<<<<

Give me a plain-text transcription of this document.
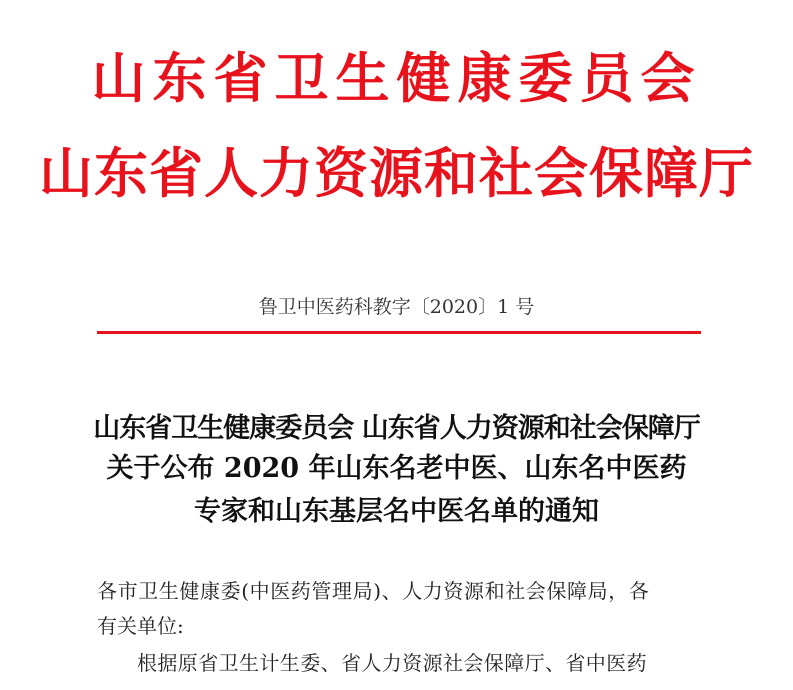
山东省卫生健康委员会
山东省人力资源和社会保障厅
鲁卫中医药科教字〔2020〕1 号
山东省卫生健康委员会 山东省人力资源和社会保障厅
关于公布 2020 年山东名老中医、山东名中医药
专家和山东基层名中医名单的通知
各市卫生健康委(中医药管理局)、人力资源和社会保障局，各
有关单位:
根据原省卫生计生委、省人力资源社会保障厅、省中医药
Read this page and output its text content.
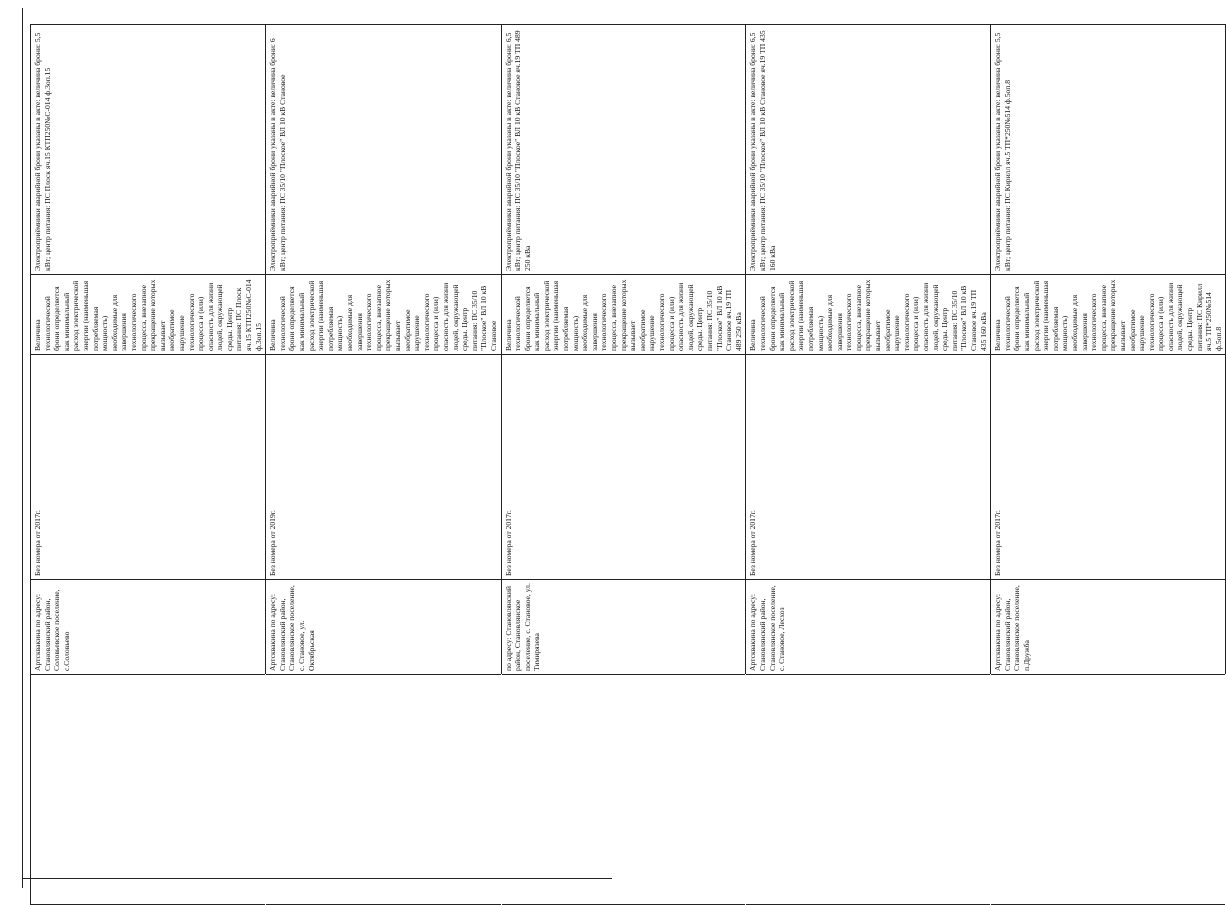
	Артсквакина по адресу: Становлянский район, Соловьевское поселение, с.Соловьево	Без номера от 2017г.	Величина технологической брони определяется как минимальный расход электрической энергии (наименьшая потребляемая мощность) необходимые для завершения технологического процесса, внезапное прекращение которых вызывает необратимое нарушение технологического процесса и (или) опасность для жизни людей, окружающей среды. Центр питания: ПС Плоск яч.15 КТП250№С-014 ф.3оп.15	Электроприёмники аварийной брони указаны в акте: величина брони: 5,5 кВт; центр питания: ПС Плоск яч.15 КТП250№С-014 ф.3оп.15
	Артсквакина по адресу: Становлянский район, Становлянское поселение, с. Становое, ул. Октябрьская	Без номера от 2019г.	Величина технологической брони определяется как минимальный расход электрической энергии (наименьшая потребляемая мощность) необходимые для завершения технологического процесса, внезапное прекращение которых вызывает необратимое нарушение технологического процесса и (или) опасность для жизни людей, окружающей среды. Центр питания: ПС 35/10 "Плоское" ВЛ 10 кВ Становое	Электроприёмники аварийной брони указаны в акте: величина брони: 6 кВт; центр питания: ПС 35/10 "Плоское" ВЛ 10 кВ Становое
	по адресу: Становлянский район, Становлянское поселение, с. Становое, ул. Тимирязева	Без номера от 2017г.	Величина технологической брони определяется как минимальный расход электрической энергии (наименьшая потребляемая мощность) необходимые для завершения технологического процесса, внезапное прекращение которых вызывает необратимое нарушение технологического процесса и (или) опасность для жизни людей, окружающей среды. Центр питания: ПС 35/10 "Плоское" ВЛ 10 кВ Становое яч.19 ТП 489 250 кВа	Электроприёмники аварийной брони указаны в акте: величина брони: 6,5 кВт; центр питания: ПС 35/10 "Плоское" ВЛ 10 кВ Становое яч.19 ТП 489 250 кВа
	Артсквакина по адресу: Становлянский район, Становлянское поселение, с. Становое, Лесхоз	Без номера от 2017г.	Величина технологической брони определяется как минимальный расход электрической энергии (наименьшая потребляемая мощность) необходимые для завершения технологического процесса, внезапное прекращение которых вызывает необратимое нарушение технологического процесса и (или) опасность для жизни людей, окружающей среды. Центр питания: ПС 35/10 "Плоское" ВЛ 10 кВ Становое яч.19 ТП 435 160 кВа	Электроприёмники аварийной брони указаны в акте: величина брони: 6,5 кВт; центр питания: ПС 35/10 "Плоское" ВЛ 10 кВ Становое яч.19 ТП 435 160 кВа
	Артсквакина по адресу: Становлянский район, Становлянское поселение, п.Дружба	Без номера от 2017г.	Величина технологической брони определяется как минимальный расход электрической энергии (наименьшая потребляемая мощность) необходимые для завершения технологического процесса, внезапное прекращение которых вызывает необратимое нарушение технологического процесса и (или) опасность для жизни людей, окружающей среды. Центр питания: ПС Кирилл яч.5 ТП*250№514 ф.5оп.8	Электроприёмники аварийной брони указаны в акте: величина брони: 5,5 кВт; центр питания: ПС Кирилл яч.5 ТП*250№514 ф.5оп.8
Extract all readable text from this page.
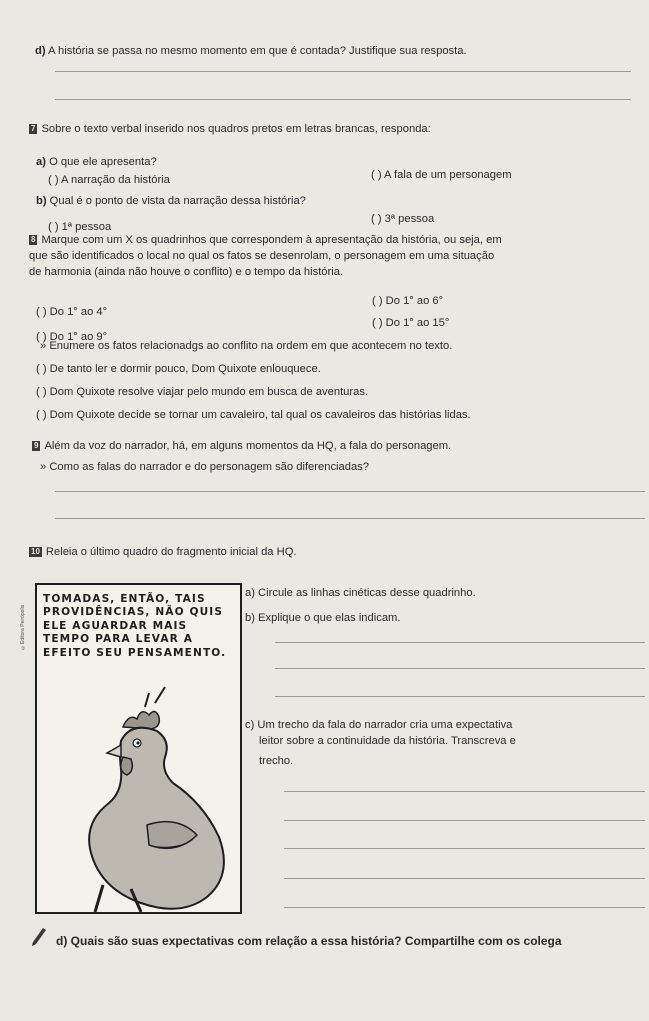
d) A história se passa no mesmo momento em que é contada? Justifique sua resposta.
7 Sobre o texto verbal inserido nos quadros pretos em letras brancas, responda:
a) O que ele apresenta?
( ) A narração da história	( ) A fala de um personagem
b) Qual é o ponto de vista da narração dessa história?
( ) 1ª pessoa
( ) 3ª pessoa
8 Marque com um X os quadrinhos que correspondem à apresentação da história, ou seja, em
que são identificados o local no qual os fatos se desenrolam, o personagem em uma situação
de harmonia (ainda não houve o conflito) e o tempo da história.
( ) Do 1° ao 4°
( ) Do 1° ao 6°
( ) Do 1° ao 9°
( ) Do 1° ao 15°
» Enumere os fatos relacionadgs ao conflito na ordem em que acontecem no texto.
( ) De tanto ler e dormir pouco, Dom Quixote enlouquece.
( ) Dom Quixote resolve viajar pelo mundo em busca de aventuras.
( ) Dom Quixote decide se tornar um cavaleiro, tal qual os cavaleiros das histórias lidas.
9 Além da voz do narrador, há, em alguns momentos da HQ, a fala do personagem.
» Como as falas do narrador e do personagem são diferenciadas?
10 Releia o último quadro do fragmento inicial da HQ.
©Editora Peirópolis
TOMADAS, ENTÃO, TAIS PROVIDÊNCIAS, NÃO QUIS ELE AGUARDAR MAIS TEMPO PARA LEVAR A EFEITO SEU PENSAMENTO.
a) Circule as linhas cinéticas desse quadrinho.
b) Explique o que elas indicam.
c) Um trecho da fala do narrador cria uma expectativa
leitor sobre a continuidade da história. Transcreva e
trecho.
d) Quais são suas expectativas com relação a essa história? Compartilhe com os colega
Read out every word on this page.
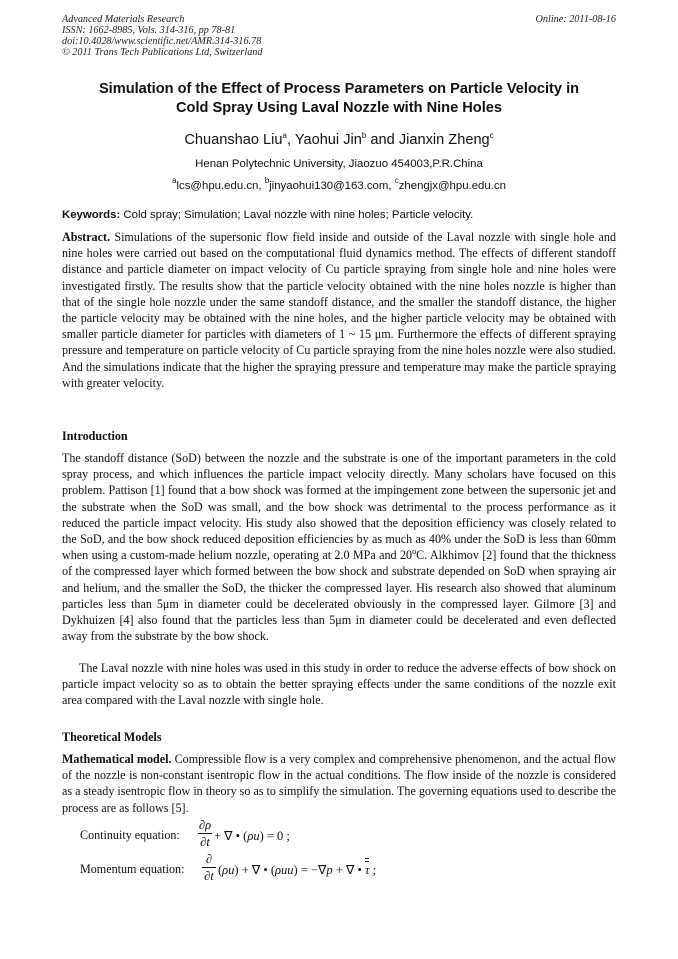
Advanced Materials Research
ISSN: 1662-8985, Vols. 314-316, pp 78-81
doi:10.4028/www.scientific.net/AMR.314-316.78
© 2011 Trans Tech Publications Ltd, Switzerland
Online: 2011-08-16
Simulation of the Effect of Process Parameters on Particle Velocity in
Cold Spray Using Laval Nozzle with Nine Holes
Chuanshao Liu$^a$, Yaohui Jin$^b$ and Jianxin Zheng$^c$
Henan Polytechnic University, Jiaozuo 454003,P.R.China
$^a$lcs@hpu.edu.cn, $^b$jinyaohui130@163.com, $^c$zhengjx@hpu.edu.cn
Keywords: Cold spray; Simulation; Laval nozzle with nine holes; Particle velocity.

Abstract. Simulations of the supersonic flow field inside and outside of the Laval nozzle with single hole and nine holes were carried out based on the computational fluid dynamics method. The effects of different standoff distance and particle diameter on impact velocity of Cu particle spraying from single hole and nine holes were investigated firstly. The results show that the particle velocity obtained with the nine holes nozzle is higher than that of the single hole nozzle under the same standoff distance, and the smaller the standoff distance, the higher the particle velocity may be obtained with the nine holes, and the higher particle velocity may be obtained with smaller particle diameter for particles with diameters of 1 ~ 15 μm. Furthermore the effects of different spraying pressure and temperature on particle velocity of Cu particle spraying from the nine holes nozzle were also studied. And the simulations indicate that the higher the spraying pressure and temperature may make the particle spraying with greater velocity.

Introduction

The standoff distance (SoD) between the nozzle and the substrate is one of the important parameters in the cold spray process, and which influences the particle impact velocity directly. Many scholars have focused on this problem. Pattison [1] found that a bow shock was formed at the impingement zone between the supersonic jet and the substrate when the SoD was small, and the bow shock was detrimental to the process performance as it reduced the particle impact velocity. His study also showed that the deposition efficiency was closely related to the SoD, and the bow shock reduced deposition efficiencies by as much as 40% under the SoD is less than 60mm when using a custom-made helium nozzle, operating at 2.0 MPa and 20$^o$C. Alkhimov [2] found that the thickness of the compressed layer which formed between the bow shock and substrate depended on SoD when spraying air and helium, and the smaller the SoD, the thicker the compressed layer. His research also showed that aluminum particles less than 5μm in diameter could be decelerated obviously in the compressed layer. Gilmore [3] and Dykhuizen [4] also found that the particles less than 5μm in diameter could be decelerated and even deflected away from the substrate by the bow shock.

The Laval nozzle with nine holes was used in this study in order to reduce the adverse effects of bow shock on particle impact velocity so as to obtain the better spraying effects under the same conditions of the nozzle exit area compared with the Laval nozzle with single hole.

Theoretical Models

Mathematical model. Compressible flow is a very complex and comprehensive phenomenon, and the actual flow of the nozzle is non-constant isentropic flow in the actual conditions. The flow inside of the nozzle is considered as a steady isentropic flow in theory so as to simplify the simulation. The governing equations used to describe the process are as follows [5].

Continuity equation: $\frac{\partial\rho}{\partial t}$ + ∇ • (ρu) = 0 ;
Momentum equation:
∂
∂t (ρu) + ∇ • (ρuu) = −∇p + ∇ • τ ;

>>>>

◆ Task objective ◆
Find and copy every line in the entries above where the string "single" occurs.

◆ Task response ◆
Abstract. Simulations of the supersonic flow field inside and outside of the Laval nozzle with single hole and nine holes were carried out based on the computational fluid dynamics method. The effects of different standoff distance and particle diameter on impact velocity of Cu particle spraying from single hole and nine holes were investigated firstly. The results show that the particle velocity obtained with the nine holes nozzle is higher than that of the single hole nozzle under the same standoff distance, and the smaller the standoff distance, the higher the particle velocity may be obtained with the nine holes, and the higher particle velocity may be obtained with smaller particle diameter for particles with diameters of 1 ~ 15 μm. Furthermore the effects of different spraying pressure and temperature on particle velocity of Cu particle spraying from the nine holes nozzle were also studied. And the simulations indicate that the higher the spraying pressure and temperature may make the particle spraying with greater velocity.
The Laval nozzle with nine holes was used in this study in order to reduce the adverse effects of bow shock on particle impact velocity so as to obtain the better spraying effects under the same conditions of the nozzle exit area compared with the Laval nozzle with single hole.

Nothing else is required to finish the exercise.